§ **Exercise**: Filter the entries that follow, copying every line in which the word "Субсидии" appears.
── Material for this task
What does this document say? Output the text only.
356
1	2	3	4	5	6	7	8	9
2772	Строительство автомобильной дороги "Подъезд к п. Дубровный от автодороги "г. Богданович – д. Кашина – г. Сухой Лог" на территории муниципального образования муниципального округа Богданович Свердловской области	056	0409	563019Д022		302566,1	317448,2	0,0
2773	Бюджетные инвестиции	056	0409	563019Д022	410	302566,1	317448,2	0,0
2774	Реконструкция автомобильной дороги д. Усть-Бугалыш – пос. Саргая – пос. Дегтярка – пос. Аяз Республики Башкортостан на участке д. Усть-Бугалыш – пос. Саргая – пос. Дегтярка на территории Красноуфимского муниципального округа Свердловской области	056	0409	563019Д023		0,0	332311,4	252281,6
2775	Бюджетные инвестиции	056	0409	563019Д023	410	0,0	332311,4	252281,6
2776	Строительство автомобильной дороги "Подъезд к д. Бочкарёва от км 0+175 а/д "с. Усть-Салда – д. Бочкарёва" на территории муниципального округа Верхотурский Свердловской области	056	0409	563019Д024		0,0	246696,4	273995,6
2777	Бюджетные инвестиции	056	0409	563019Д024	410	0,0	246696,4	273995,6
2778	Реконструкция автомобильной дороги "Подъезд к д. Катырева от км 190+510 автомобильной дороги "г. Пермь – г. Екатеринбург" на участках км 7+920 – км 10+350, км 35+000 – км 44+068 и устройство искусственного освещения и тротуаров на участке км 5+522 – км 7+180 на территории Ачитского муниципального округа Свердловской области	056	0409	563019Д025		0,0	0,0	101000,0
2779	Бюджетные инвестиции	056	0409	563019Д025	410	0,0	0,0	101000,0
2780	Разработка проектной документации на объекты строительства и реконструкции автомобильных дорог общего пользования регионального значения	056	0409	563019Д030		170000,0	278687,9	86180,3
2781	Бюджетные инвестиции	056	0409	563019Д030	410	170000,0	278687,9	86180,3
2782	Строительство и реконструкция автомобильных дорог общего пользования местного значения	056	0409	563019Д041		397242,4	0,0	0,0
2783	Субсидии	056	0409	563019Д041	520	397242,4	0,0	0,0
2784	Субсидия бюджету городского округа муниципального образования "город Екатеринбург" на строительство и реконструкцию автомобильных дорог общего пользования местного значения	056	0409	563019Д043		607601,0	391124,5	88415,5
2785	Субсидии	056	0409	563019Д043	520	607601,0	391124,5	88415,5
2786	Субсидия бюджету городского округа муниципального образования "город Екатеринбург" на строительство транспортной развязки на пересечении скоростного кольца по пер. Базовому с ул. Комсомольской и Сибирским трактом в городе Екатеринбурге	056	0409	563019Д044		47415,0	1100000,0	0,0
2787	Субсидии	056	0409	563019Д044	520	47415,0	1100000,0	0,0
────
§ **Answer to the task**:
2783	Субсидии	056	0409	563019Д041	520	397242,4	0,0	0,0
2785	Субсидии	056	0409	563019Д043	520	607601,0	391124,5	88415,5
2787	Субсидии	056	0409	563019Д044	520	47415,0	1100000,0	0,0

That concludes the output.